Records from a dataset
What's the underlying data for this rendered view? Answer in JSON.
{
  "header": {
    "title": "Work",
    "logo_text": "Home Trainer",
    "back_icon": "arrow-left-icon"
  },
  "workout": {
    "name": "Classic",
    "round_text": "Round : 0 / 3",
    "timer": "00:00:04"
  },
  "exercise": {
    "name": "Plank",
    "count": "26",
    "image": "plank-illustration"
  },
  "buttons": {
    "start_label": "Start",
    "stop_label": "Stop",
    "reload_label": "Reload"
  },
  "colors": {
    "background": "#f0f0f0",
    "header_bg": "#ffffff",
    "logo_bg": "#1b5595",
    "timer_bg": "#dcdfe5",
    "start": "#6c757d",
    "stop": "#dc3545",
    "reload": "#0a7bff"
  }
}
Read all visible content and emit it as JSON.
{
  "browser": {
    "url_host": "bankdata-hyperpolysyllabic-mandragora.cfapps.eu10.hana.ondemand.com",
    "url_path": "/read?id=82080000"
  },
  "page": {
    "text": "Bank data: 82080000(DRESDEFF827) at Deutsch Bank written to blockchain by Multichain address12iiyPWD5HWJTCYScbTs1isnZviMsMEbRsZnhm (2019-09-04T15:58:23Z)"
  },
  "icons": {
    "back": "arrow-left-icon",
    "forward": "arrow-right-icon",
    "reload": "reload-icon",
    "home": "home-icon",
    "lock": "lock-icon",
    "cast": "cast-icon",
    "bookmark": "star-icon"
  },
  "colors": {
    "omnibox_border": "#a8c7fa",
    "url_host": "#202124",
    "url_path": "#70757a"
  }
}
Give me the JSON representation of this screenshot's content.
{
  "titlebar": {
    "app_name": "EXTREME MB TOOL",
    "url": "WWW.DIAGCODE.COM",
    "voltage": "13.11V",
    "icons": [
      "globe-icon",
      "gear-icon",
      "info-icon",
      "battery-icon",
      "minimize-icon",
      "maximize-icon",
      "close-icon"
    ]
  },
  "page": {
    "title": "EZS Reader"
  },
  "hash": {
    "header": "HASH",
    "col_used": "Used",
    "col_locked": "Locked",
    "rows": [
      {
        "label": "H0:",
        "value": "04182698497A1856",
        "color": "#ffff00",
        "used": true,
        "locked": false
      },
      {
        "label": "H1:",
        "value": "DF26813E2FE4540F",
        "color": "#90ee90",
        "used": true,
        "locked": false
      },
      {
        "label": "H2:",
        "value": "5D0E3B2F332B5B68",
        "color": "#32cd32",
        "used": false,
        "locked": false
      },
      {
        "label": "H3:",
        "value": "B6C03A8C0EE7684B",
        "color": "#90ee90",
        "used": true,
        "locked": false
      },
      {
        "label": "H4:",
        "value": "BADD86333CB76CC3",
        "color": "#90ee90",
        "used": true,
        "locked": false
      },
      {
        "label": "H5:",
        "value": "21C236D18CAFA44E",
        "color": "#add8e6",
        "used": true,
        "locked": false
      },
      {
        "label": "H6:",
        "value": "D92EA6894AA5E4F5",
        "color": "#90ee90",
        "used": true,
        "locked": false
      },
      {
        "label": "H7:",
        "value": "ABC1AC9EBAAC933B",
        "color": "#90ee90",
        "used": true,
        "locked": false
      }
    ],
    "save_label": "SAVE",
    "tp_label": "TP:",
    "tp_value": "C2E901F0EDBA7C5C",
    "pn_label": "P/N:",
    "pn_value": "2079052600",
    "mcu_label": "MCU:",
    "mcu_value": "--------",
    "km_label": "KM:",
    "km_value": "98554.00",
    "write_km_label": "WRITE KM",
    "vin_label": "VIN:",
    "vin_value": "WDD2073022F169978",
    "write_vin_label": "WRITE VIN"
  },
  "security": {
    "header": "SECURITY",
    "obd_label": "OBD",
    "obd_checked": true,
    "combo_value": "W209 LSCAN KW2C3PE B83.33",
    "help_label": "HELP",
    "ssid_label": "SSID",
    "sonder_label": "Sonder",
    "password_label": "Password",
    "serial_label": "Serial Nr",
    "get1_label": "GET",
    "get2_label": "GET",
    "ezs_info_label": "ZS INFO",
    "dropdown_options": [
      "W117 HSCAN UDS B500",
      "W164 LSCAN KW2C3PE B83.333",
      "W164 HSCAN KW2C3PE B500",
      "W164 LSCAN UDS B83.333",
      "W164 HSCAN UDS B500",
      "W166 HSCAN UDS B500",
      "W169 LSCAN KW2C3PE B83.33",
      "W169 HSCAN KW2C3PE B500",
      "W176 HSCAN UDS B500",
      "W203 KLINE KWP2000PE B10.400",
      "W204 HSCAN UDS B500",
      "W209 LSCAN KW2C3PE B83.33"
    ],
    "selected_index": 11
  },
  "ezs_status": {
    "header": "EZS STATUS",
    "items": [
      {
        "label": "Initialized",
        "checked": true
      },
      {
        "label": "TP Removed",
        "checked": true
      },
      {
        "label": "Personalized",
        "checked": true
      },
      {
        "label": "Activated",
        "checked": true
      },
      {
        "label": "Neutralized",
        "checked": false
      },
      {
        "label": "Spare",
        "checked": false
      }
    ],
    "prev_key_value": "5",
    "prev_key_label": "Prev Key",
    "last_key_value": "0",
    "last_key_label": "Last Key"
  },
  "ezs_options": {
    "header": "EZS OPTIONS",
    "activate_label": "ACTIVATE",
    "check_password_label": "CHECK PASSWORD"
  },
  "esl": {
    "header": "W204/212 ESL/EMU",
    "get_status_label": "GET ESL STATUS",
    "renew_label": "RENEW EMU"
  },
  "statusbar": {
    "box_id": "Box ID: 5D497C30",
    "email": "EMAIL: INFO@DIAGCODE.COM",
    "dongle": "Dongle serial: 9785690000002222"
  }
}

▶ Given request: Show every line from the entries above in which the word "HSCAN" appears.

▶ The solution:
      "W117 HSCAN UDS B500",
      "W164 HSCAN KW2C3PE B500",
      "W164 HSCAN UDS B500",
      "W166 HSCAN UDS B500",
      "W169 HSCAN KW2C3PE B500",
      "W176 HSCAN UDS B500",
      "W204 HSCAN UDS B500",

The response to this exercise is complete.